■ Set problem: What lines of the data hold the string "screenshot"? Pull each one out.

BEGIN Data to use

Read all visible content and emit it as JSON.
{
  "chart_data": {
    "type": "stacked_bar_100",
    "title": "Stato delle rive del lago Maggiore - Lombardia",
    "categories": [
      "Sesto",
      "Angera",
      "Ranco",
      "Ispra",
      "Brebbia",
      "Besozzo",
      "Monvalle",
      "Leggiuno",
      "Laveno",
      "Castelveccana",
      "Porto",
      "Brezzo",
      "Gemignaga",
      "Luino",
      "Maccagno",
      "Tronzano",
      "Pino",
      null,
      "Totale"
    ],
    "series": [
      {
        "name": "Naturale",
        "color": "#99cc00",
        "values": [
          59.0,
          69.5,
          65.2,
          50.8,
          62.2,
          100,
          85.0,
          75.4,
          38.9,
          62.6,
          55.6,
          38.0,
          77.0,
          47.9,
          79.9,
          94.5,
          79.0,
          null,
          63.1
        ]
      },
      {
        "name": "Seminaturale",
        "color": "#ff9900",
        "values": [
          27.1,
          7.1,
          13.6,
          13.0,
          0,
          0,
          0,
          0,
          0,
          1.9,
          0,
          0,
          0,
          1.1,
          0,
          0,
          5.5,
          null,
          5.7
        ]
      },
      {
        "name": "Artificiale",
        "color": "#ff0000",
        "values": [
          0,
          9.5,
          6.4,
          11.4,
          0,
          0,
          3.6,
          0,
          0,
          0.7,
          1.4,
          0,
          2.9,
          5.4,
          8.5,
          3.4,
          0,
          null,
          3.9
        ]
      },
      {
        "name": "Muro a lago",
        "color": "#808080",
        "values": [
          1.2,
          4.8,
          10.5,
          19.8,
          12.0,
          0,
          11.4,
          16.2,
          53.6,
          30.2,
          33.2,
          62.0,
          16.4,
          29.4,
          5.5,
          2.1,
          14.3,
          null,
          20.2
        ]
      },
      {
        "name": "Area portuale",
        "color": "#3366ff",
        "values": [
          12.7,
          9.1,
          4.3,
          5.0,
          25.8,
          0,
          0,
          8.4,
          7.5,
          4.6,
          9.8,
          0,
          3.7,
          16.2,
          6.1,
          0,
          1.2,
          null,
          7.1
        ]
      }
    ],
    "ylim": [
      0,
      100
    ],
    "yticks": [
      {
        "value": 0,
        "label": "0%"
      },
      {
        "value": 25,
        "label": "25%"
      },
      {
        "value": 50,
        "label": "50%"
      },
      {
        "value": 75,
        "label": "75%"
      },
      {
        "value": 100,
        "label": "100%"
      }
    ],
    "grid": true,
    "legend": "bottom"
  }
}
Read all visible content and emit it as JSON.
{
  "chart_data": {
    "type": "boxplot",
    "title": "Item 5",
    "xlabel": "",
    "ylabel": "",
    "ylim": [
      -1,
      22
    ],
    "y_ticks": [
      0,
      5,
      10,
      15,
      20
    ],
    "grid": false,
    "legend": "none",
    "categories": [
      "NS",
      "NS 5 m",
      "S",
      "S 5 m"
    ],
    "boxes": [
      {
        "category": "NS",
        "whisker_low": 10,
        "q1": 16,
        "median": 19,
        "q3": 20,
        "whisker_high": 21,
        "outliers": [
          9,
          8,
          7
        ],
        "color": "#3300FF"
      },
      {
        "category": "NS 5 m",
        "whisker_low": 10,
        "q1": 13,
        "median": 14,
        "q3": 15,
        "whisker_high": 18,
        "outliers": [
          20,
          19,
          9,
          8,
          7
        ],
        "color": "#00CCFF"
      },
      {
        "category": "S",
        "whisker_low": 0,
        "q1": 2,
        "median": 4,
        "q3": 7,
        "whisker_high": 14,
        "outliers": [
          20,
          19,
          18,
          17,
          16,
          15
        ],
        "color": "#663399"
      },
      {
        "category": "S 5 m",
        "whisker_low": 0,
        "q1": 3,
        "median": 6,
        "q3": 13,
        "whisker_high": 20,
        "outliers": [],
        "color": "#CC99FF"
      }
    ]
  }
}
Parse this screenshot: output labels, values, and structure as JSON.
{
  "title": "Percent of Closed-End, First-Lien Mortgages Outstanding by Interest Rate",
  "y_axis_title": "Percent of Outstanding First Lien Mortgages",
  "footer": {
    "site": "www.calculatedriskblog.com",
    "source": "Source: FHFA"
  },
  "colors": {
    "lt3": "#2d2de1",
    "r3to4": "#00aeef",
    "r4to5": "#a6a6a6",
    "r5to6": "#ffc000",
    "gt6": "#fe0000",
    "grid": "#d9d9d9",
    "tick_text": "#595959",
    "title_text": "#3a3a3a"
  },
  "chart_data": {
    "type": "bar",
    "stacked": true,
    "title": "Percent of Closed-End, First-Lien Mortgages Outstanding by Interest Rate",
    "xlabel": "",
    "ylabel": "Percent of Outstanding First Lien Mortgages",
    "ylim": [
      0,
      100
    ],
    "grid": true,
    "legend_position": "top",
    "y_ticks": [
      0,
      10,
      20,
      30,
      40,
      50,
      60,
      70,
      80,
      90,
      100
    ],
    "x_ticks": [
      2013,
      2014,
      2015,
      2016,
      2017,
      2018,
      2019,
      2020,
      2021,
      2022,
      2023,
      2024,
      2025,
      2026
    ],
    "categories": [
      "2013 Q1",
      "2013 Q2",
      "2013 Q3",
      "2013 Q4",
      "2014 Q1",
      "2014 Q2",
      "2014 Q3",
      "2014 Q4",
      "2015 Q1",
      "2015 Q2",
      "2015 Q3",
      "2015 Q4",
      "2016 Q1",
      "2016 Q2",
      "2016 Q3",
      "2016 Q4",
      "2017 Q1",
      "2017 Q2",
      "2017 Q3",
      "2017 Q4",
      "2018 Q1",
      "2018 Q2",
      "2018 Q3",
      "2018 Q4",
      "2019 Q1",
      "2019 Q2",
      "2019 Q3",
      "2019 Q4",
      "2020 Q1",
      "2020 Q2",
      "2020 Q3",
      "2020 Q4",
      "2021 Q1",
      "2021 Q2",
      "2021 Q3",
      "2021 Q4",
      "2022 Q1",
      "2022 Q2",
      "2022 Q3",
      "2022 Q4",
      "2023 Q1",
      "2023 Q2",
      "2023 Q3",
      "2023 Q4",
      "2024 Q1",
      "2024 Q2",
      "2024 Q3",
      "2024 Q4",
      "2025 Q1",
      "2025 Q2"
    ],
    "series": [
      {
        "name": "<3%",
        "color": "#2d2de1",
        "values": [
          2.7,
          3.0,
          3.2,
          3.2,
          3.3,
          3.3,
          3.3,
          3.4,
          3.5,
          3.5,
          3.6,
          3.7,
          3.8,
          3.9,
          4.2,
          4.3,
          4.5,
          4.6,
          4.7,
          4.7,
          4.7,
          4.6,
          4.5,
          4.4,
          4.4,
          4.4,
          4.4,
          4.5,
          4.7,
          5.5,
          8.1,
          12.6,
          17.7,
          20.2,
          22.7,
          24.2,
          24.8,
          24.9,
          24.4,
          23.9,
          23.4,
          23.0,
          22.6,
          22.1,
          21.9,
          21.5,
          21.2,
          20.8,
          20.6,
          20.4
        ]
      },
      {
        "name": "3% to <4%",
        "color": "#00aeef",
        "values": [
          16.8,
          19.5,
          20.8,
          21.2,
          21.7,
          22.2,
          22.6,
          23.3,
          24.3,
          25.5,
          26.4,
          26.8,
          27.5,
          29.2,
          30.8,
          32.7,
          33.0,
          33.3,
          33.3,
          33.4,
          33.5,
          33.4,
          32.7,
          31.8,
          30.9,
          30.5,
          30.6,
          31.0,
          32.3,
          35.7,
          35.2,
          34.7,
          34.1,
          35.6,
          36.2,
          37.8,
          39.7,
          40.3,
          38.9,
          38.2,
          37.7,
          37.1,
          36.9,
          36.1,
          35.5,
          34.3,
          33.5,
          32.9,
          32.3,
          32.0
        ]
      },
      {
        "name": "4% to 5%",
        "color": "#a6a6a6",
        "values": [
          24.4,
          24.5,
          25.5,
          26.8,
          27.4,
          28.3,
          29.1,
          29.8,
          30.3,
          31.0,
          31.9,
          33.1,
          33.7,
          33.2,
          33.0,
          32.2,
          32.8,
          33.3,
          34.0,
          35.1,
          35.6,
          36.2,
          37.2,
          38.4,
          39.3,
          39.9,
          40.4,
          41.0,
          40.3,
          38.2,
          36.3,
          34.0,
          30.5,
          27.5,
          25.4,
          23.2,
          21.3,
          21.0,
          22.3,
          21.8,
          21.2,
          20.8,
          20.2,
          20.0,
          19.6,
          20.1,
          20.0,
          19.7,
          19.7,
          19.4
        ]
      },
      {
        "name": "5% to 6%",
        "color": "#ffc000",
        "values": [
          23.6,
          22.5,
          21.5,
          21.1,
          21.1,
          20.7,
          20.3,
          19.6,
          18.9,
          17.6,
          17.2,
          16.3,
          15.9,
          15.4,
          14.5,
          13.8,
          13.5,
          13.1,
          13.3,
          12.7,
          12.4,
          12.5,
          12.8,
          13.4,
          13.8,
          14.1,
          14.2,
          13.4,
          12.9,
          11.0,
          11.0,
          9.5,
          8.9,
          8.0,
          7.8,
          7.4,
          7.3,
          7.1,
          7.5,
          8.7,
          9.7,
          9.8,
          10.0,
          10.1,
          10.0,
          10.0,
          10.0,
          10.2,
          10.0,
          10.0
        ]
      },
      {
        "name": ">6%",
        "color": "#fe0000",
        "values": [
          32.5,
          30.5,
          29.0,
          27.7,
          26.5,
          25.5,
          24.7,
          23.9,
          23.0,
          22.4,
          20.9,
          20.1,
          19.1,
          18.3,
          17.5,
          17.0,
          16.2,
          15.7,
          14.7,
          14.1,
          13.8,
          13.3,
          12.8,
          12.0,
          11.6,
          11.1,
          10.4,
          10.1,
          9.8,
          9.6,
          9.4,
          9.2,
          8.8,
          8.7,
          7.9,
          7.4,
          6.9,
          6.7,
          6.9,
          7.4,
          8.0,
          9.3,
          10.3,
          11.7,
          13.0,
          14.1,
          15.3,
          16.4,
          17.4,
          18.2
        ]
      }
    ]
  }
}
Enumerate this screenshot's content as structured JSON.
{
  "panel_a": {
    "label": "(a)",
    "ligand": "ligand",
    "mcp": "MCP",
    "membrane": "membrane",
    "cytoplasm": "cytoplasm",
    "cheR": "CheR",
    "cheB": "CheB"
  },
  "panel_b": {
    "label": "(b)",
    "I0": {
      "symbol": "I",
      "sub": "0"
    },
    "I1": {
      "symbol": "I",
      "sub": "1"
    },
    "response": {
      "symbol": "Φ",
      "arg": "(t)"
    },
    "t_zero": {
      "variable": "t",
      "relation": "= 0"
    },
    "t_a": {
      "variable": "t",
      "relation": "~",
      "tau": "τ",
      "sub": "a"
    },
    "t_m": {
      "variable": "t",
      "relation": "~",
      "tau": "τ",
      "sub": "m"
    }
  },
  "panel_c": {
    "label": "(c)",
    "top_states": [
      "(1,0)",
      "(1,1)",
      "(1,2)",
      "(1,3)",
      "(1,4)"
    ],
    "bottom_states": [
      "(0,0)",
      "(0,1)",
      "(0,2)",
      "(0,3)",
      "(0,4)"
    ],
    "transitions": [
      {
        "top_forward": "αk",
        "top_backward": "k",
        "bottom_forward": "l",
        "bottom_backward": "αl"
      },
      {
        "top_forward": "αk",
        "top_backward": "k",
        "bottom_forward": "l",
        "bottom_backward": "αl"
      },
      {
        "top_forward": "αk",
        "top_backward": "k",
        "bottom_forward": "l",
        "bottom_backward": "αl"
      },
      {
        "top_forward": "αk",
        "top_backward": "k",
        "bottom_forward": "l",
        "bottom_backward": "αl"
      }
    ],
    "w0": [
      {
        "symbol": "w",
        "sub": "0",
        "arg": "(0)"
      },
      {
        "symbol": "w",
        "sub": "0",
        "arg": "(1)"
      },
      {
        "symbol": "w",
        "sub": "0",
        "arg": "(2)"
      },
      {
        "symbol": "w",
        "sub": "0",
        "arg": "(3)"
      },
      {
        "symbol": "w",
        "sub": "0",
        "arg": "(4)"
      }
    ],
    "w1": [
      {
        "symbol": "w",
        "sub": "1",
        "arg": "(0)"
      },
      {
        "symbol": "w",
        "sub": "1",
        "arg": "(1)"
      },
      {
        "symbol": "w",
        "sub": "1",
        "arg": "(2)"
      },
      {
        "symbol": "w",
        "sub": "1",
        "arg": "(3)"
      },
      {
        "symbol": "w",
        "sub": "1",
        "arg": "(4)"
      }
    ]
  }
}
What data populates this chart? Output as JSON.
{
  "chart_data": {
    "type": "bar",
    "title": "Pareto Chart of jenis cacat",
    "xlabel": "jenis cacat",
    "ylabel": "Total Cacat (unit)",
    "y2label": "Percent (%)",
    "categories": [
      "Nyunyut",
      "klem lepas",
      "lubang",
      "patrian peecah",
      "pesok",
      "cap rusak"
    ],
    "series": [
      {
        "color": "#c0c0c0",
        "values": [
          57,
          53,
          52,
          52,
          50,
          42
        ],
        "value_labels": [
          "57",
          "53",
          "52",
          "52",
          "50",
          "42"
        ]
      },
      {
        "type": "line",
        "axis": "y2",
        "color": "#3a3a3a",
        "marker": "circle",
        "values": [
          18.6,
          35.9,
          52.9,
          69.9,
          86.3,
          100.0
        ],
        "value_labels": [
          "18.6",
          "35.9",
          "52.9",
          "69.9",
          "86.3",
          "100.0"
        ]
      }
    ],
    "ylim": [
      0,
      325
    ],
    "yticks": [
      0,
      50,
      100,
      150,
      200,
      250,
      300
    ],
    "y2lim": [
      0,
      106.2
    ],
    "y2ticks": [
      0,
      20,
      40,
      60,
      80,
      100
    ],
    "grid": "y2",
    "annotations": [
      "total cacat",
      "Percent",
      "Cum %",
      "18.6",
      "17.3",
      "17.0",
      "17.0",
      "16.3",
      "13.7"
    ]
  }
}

END Data to use

■ Exercise output:
Parse this screenshot: output labels, values, and structure as JSON.
Enumerate this screenshot's content as structured JSON.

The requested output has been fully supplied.